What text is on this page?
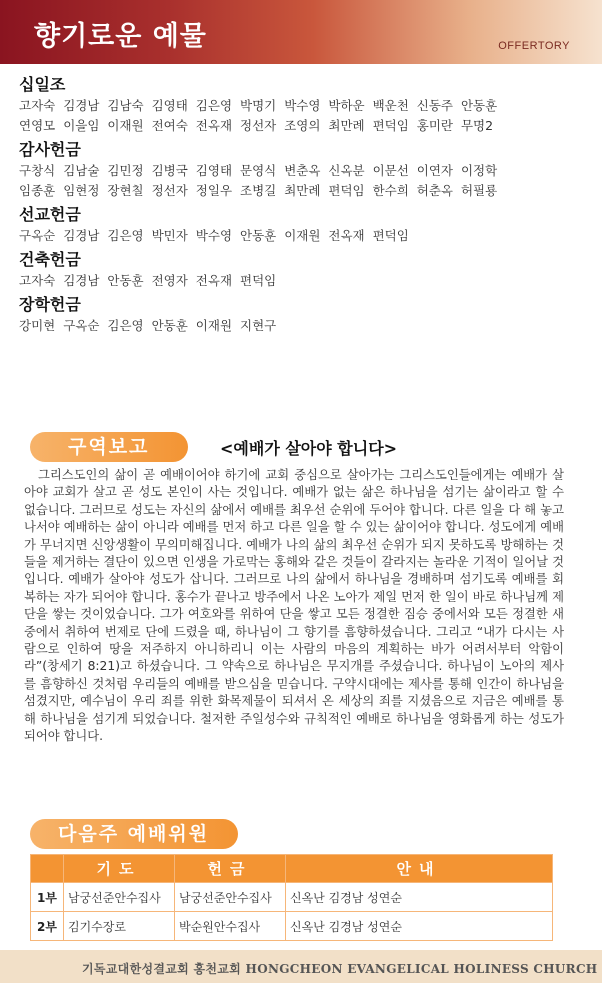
향기로운 예물	OFFERTORY

십일조

고자숙 김경남 김남숙 김영태 김은영 박명기 박수영 박하운 백운천 신동주 안동훈
연영모 이을임 이재원 전여숙 전옥재 정선자 조영의 최만례 편덕임 홍미란 무명2

감사헌금

구창식 김남술 김민정 김병국 김영태 문영식 변춘옥 신옥분 이문선 이연자 이정학
임종훈 임현정 장현칠 정선자 정일우 조병길 최만례 편덕임 한수희 허춘옥 허필룡

선교헌금

구옥순 김경남 김은영 박민자 박수영 안동훈 이재원 전옥재 편덕임

건축헌금

고자숙 김경남 안동훈 전영자 전옥재 편덕임

장학헌금

강미현 구옥순 김은영 안동훈 이재원 지현구

구역보고	<예배가 살아야 합니다>

그리스도인의 삶이 곧 예배이어야 하기에 교회 중심으로 살아가는 그리스도인들에게는 예배가 살아야 교회가 살고 곧 성도 본인이 사는 것입니다. 예배가 없는 삶은 하나님을 섬기는 삶이라고 할 수 없습니다. 그러므로 성도는 자신의 삶에서 예배를 최우선 순위에 두어야 합니다. 다른 일을 다 해 놓고 나서야 예배하는 삶이 아니라 예배를 먼저 하고 다른 일을 할 수 있는 삶이어야 합니다. 성도에게 예배가 무너지면 신앙생활이 무의미해집니다. 예배가 나의 삶의 최우선 순위가 되지 못하도록 방해하는 것들을 제거하는 결단이 있으면 인생을 가로막는 홍해와 같은 것들이 갈라지는 놀라운 기적이 일어날 것입니다. 예배가 살아야 성도가 삽니다. 그러므로 나의 삶에서 하나님을 경배하며 섬기도록 예배를 회복하는 자가 되어야 합니다. 홍수가 끝나고 방주에서 나온 노아가 제일 먼저 한 일이 바로 하나님께 제단을 쌓는 것이었습니다. 그가 여호와를 위하여 단을 쌓고 모든 정결한 짐승 중에서와 모든 정결한 새 중에서 취하여 번제로 단에 드렸을 때, 하나님이 그 향기를 흠향하셨습니다. 그리고 “내가 다시는 사람으로 인하여 땅을 저주하지 아니하리니 이는 사람의 마음의 계획하는 바가 어려서부터 악함이라”(창세기 8:21)고 하셨습니다. 그 약속으로 하나님은 무지개를 주셨습니다. 하나님이 노아의 제사를 흠향하신 것처럼 우리들의 예배를 받으심을 믿습니다. 구약시대에는 제사를 통해 인간이 하나님을 섬겼지만, 예수님이 우리 죄를 위한 화목제물이 되셔서 온 세상의 죄를 지셨음으로 지금은 예배를 통해 하나님을 섬기게 되었습니다. 철저한 주일성수와 규칙적인 예배로 하나님을 영화롭게 하는 성도가 되어야 합니다.

다음주 예배위원
	기도	헌금	안내
1부	남궁선준안수집사	남궁선준안수집사	신옥난 김경남 성연순
2부	김기수장로	박순원안수집사	신옥난 김경남 성연순
기독교대한성결교회 홍천교회 HONGCHEON EVANGELICAL HOLINESS CHURCH
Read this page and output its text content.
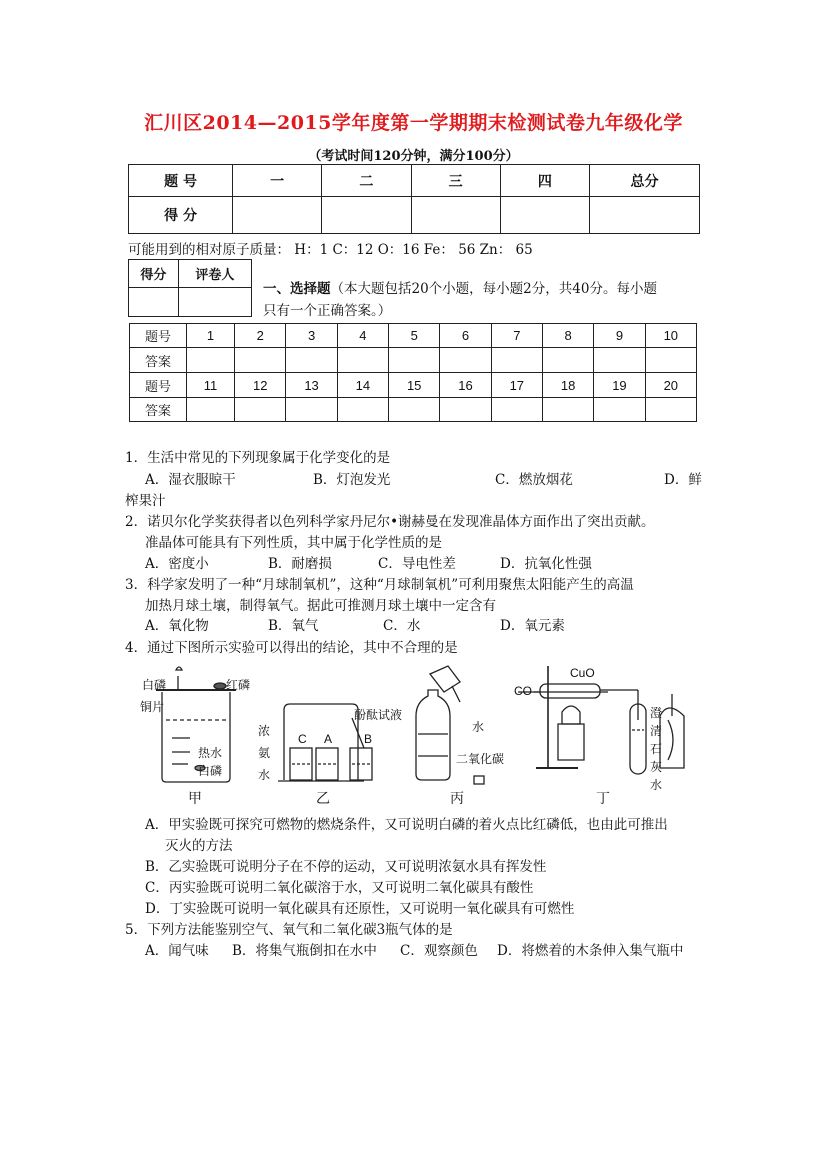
汇川区2014—2015学年度第一学期期末检测试卷九年级化学
（考试时间120分钟，满分100分）
题 号	一	二	三	四	总分
得 分					
可能用到的相对原子质量： H：1 C：12 O：16 Fe： 56 Zn： 65
得分	评卷人

一、选择题（本大题包括20个小题，每小题2分，共40分。每小题
只有一个正确答案。）
题号	1	2	3	4	5	6	7	8	9	10
答案										
题号	11	12	13	14	15	16	17	18	19	20
答案										
1．生活中常见的下列现象属于化学变化的是
A．湿衣服晾干	B．灯泡发光	C．燃放烟花	D．鲜
榨果汁
2．诺贝尔化学奖获得者以色列科学家丹尼尔•谢赫曼在发现准晶体方面作出了突出贡献。
准晶体可能具有下列性质，其中属于化学性质的是
A．密度小	B．耐磨损	C．导电性差	D．抗氧化性强
3．科学家发明了一种“月球制氧机”，这种“月球制氧机”可利用聚焦太阳能产生的高温
加热月球土壤，制得氧气。据此可推测月球土壤中一定含有
A．氧化物	B．氧气	C．水	D．氧元素
4．通过下图所示实验可以得出的结论，其中不合理的是
白磷	红磷
铜片
热水
白磷
甲
浓
氨
水
酚酞试液
C A	B
乙
水
二氧化碳
丙
CO
CuO
澄
清
石
灰
水
丁
A．甲实验既可探究可燃物的燃烧条件，又可说明白磷的着火点比红磷低，也由此可推出
灭火的方法
B．乙实验既可说明分子在不停的运动，又可说明浓氨水具有挥发性
C．丙实验既可说明二氧化碳溶于水，又可说明二氧化碳具有酸性
D．丁实验既可说明一氧化碳具有还原性，又可说明一氧化碳具有可燃性
5．下列方法能鉴别空气、氧气和二氧化碳3瓶气体的是
A．闻气味 B．将集气瓶倒扣在水中 C．观察颜色 D．将燃着的木条伸入集气瓶中
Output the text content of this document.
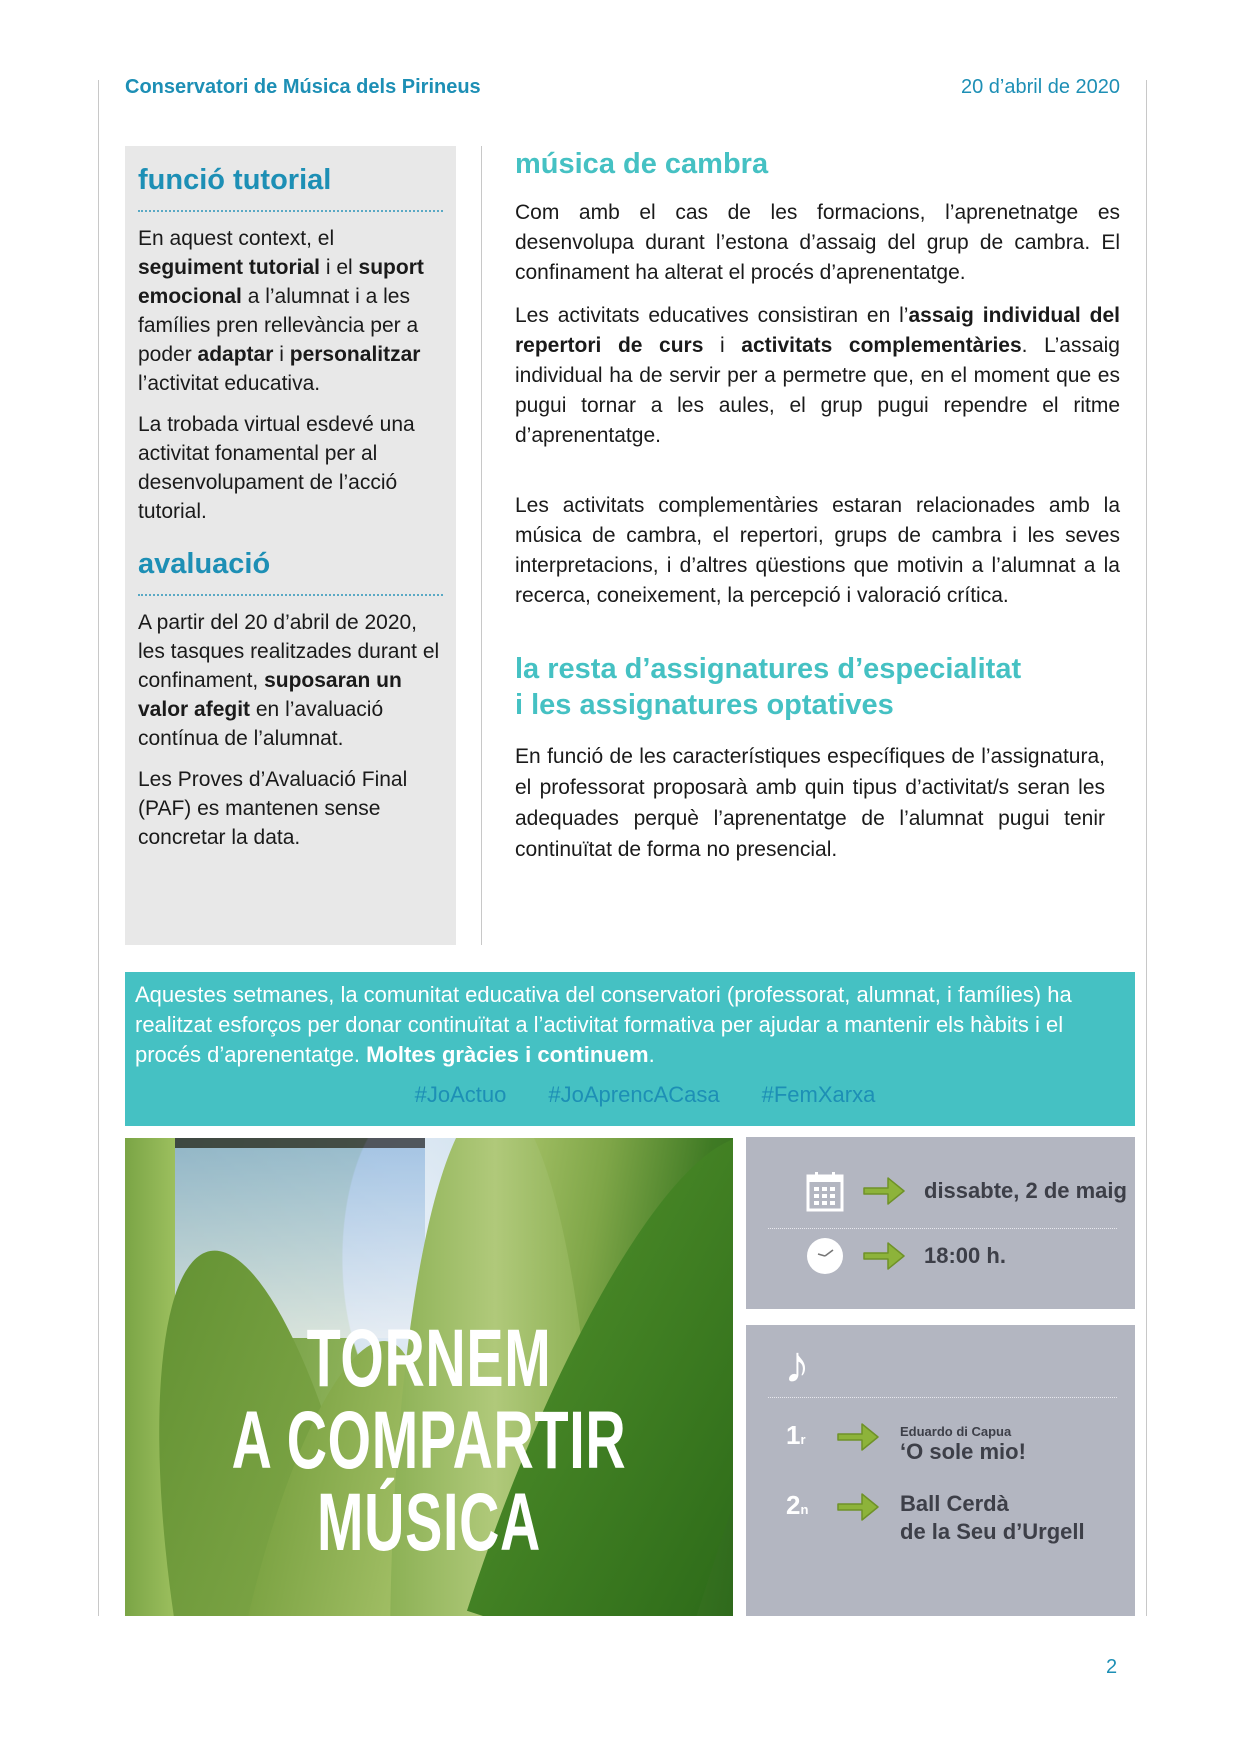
Conservatori de Música dels Pirineus	20 d’abril de 2020
funció tutorial

En aquest context, el seguiment tutorial i el suport emocional a l’alumnat i a les famílies pren rellevància per a poder adaptar i personalitzar l’activitat educativa.

La trobada virtual esdevé una activitat fonamental per al desenvolupament de l’acció tutorial.

avaluació

A partir del 20 d’abril de 2020, les tasques realitzades durant el confinament, suposaran un valor afegit en l’avaluació contínua de l’alumnat.

Les Proves d’Avaluació Final (PAF) es mantenen sense concretar la data.

música de cambra

Com amb el cas de les formacions, l’aprenetnatge es desenvolupa durant l’estona d’assaig del grup de cambra. El confinament ha alterat el procés d’aprenentatge.

Les activitats educatives consistiran en l’assaig individual del repertori de curs i activitats complementàries. L’assaig individual ha de servir per a permetre que, en el moment que es pugui tornar a les aules, el grup pugui rependre el ritme d’aprenentatge.

Les activitats complementàries estaran relacionades amb la música de cambra, el repertori, grups de cambra i les seves interpretacions, i d’altres qüestions que motivin a l’alumnat a la recerca, coneixement, la percepció i valoració crítica.

la resta d’assignatures d’especialitat
i les assignatures optatives

En funció de les característiques específiques de l’assignatura, el professorat proposarà amb quin tipus d’activitat/s seran les adequades perquè l’aprenentatge de l’alumnat pugui tenir continuïtat de forma no presencial.

Aquestes setmanes, la comunitat educativa del conservatori (professorat, alumnat, i famílies) ha realitzat esforços per donar continuïtat a l’activitat formativa per ajudar a mantenir els hàbits i el procés d’aprenentatge. Moltes gràcies i continuem.

#JoActuo #JoAprencACasa #FemXarxa
TORNEM
A COMPARTIR MÚSICA
dissabte, 2 de maig
18:00 h.
♪
1r
Eduardo di Capua
‘O sole mio!
2n	Ball Cerdà
de la Seu d’Urgell
2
______________________________
■ REQUIRED TASK
Repeat everything in the records precisely. Images are excluded from the copy.

■ COMPLETE OUTPUT
What text is on this page?
향기로운 예물	OFFERTORY

십일조

고자숙 김경남 김남숙 김영태 김은영 박명기 박수영 박하운 백운천 신동주 안동훈
연영모 이을임 이재원 전여숙 전옥재 정선자 조영의 최만례 편덕임 홍미란 무명2

감사헌금

구창식 김남술 김민정 김병국 김영태 문영식 변춘옥 신옥분 이문선 이연자 이정학
임종훈 임현정 장현칠 정선자 정일우 조병길 최만례 편덕임 한수희 허춘옥 허필룡

선교헌금

구옥순 김경남 김은영 박민자 박수영 안동훈 이재원 전옥재 편덕임

건축헌금

고자숙 김경남 안동훈 전영자 전옥재 편덕임

장학헌금

강미현 구옥순 김은영 안동훈 이재원 지현구

구역보고	<예배가 살아야 합니다>

그리스도인의 삶이 곧 예배이어야 하기에 교회 중심으로 살아가는 그리스도인들에게는 예배가 살아야 교회가 살고 곧 성도 본인이 사는 것입니다. 예배가 없는 삶은 하나님을 섬기는 삶이라고 할 수 없습니다. 그러므로 성도는 자신의 삶에서 예배를 최우선 순위에 두어야 합니다. 다른 일을 다 해 놓고 나서야 예배하는 삶이 아니라 예배를 먼저 하고 다른 일을 할 수 있는 삶이어야 합니다. 성도에게 예배가 무너지면 신앙생활이 무의미해집니다. 예배가 나의 삶의 최우선 순위가 되지 못하도록 방해하는 것들을 제거하는 결단이 있으면 인생을 가로막는 홍해와 같은 것들이 갈라지는 놀라운 기적이 일어날 것입니다. 예배가 살아야 성도가 삽니다. 그러므로 나의 삶에서 하나님을 경배하며 섬기도록 예배를 회복하는 자가 되어야 합니다. 홍수가 끝나고 방주에서 나온 노아가 제일 먼저 한 일이 바로 하나님께 제단을 쌓는 것이었습니다. 그가 여호와를 위하여 단을 쌓고 모든 정결한 짐승 중에서와 모든 정결한 새 중에서 취하여 번제로 단에 드렸을 때, 하나님이 그 향기를 흠향하셨습니다. 그리고 “내가 다시는 사람으로 인하여 땅을 저주하지 아니하리니 이는 사람의 마음의 계획하는 바가 어려서부터 악함이라”(창세기 8:21)고 하셨습니다. 그 약속으로 하나님은 무지개를 주셨습니다. 하나님이 노아의 제사를 흠향하신 것처럼 우리들의 예배를 받으심을 믿습니다. 구약시대에는 제사를 통해 인간이 하나님을 섬겼지만, 예수님이 우리 죄를 위한 화목제물이 되셔서 온 세상의 죄를 지셨음으로 지금은 예배를 통해 하나님을 섬기게 되었습니다. 철저한 주일성수와 규칙적인 예배로 하나님을 영화롭게 하는 성도가 되어야 합니다.

다음주 예배위원
	기도	헌금	안내
1부	남궁선준안수집사	남궁선준안수집사	신옥난 김경남 성연순
2부	김기수장로	박순원안수집사	신옥난 김경남 성연순
기독교대한성결교회 홍천교회 HONGCHEON EVANGELICAL HOLINESS CHURCH
Read this page and output its text content.
汇川区2014—2015学年度第一学期期末检测试卷九年级化学
（考试时间120分钟，满分100分）
题 号	一	二	三	四	总分
得 分					
可能用到的相对原子质量： H：1 C：12 O：16 Fe： 56 Zn： 65
得分	评卷人

一、选择题（本大题包括20个小题，每小题2分，共40分。每小题
只有一个正确答案。）
题号	1	2	3	4	5	6	7	8	9	10
答案										
题号	11	12	13	14	15	16	17	18	19	20
答案										
1．生活中常见的下列现象属于化学变化的是
A．湿衣服晾干	B．灯泡发光	C．燃放烟花	D．鲜
榨果汁
2．诺贝尔化学奖获得者以色列科学家丹尼尔•谢赫曼在发现准晶体方面作出了突出贡献。
准晶体可能具有下列性质，其中属于化学性质的是
A．密度小	B．耐磨损	C．导电性差	D．抗氧化性强
3．科学家发明了一种“月球制氧机”，这种“月球制氧机”可利用聚焦太阳能产生的高温
加热月球土壤，制得氧气。据此可推测月球土壤中一定含有
A．氧化物	B．氧气	C．水	D．氧元素
4．通过下图所示实验可以得出的结论，其中不合理的是
白磷	红磷
铜片
热水
白磷
甲
浓
氨
水
酚酞试液
C A	B
乙
水
二氧化碳
丙
CO
CuO
澄
清
石
灰
水
丁
A．甲实验既可探究可燃物的燃烧条件，又可说明白磷的着火点比红磷低，也由此可推出
灭火的方法
B．乙实验既可说明分子在不停的运动，又可说明浓氨水具有挥发性
C．丙实验既可说明二氧化碳溶于水，又可说明二氧化碳具有酸性
D．丁实验既可说明一氧化碳具有还原性，又可说明一氧化碳具有可燃性
5．下列方法能鉴别空气、氧气和二氧化碳3瓶气体的是
A．闻气味 B．将集气瓶倒扣在水中 C．观察颜色 D．将燃着的木条伸入集气瓶中
Output the text content of this document.
Conservatori de Música dels Pirineus	20 d’abril de 2020
funció tutorial

En aquest context, el seguiment tutorial i el suport emocional a l’alumnat i a les famílies pren rellevància per a poder adaptar i personalitzar l’activitat educativa.

La trobada virtual esdevé una activitat fonamental per al desenvolupament de l’acció tutorial.

avaluació

A partir del 20 d’abril de 2020, les tasques realitzades durant el confinament, suposaran un valor afegit en l’avaluació contínua de l’alumnat.

Les Proves d’Avaluació Final (PAF) es mantenen sense concretar la data.

música de cambra

Com amb el cas de les formacions, l’aprenetnatge es desenvolupa durant l’estona d’assaig del grup de cambra. El confinament ha alterat el procés d’aprenentatge.

Les activitats educatives consistiran en l’assaig individual del repertori de curs i activitats complementàries. L’assaig individual ha de servir per a permetre que, en el moment que es pugui tornar a les aules, el grup pugui rependre el ritme d’aprenentatge.

Les activitats complementàries estaran relacionades amb la música de cambra, el repertori, grups de cambra i les seves interpretacions, i d’altres qüestions que motivin a l’alumnat a la recerca, coneixement, la percepció i valoració crítica.

la resta d’assignatures d’especialitat
i les assignatures optatives

En funció de les característiques específiques de l’assignatura, el professorat proposarà amb quin tipus d’activitat/s seran les adequades perquè l’aprenentatge de l’alumnat pugui tenir continuïtat de forma no presencial.

Aquestes setmanes, la comunitat educativa del conservatori (professorat, alumnat, i famílies) ha realitzat esforços per donar continuïtat a l’activitat formativa per ajudar a mantenir els hàbits i el procés d’aprenentatge. Moltes gràcies i continuem.

#JoActuo #JoAprencACasa #FemXarxa
TORNEM
A COMPARTIR MÚSICA
dissabte, 2 de maig
18:00 h.
♪
1r
Eduardo di Capua
‘O sole mio!
2n	Ball Cerdà
de la Seu d’Urgell
2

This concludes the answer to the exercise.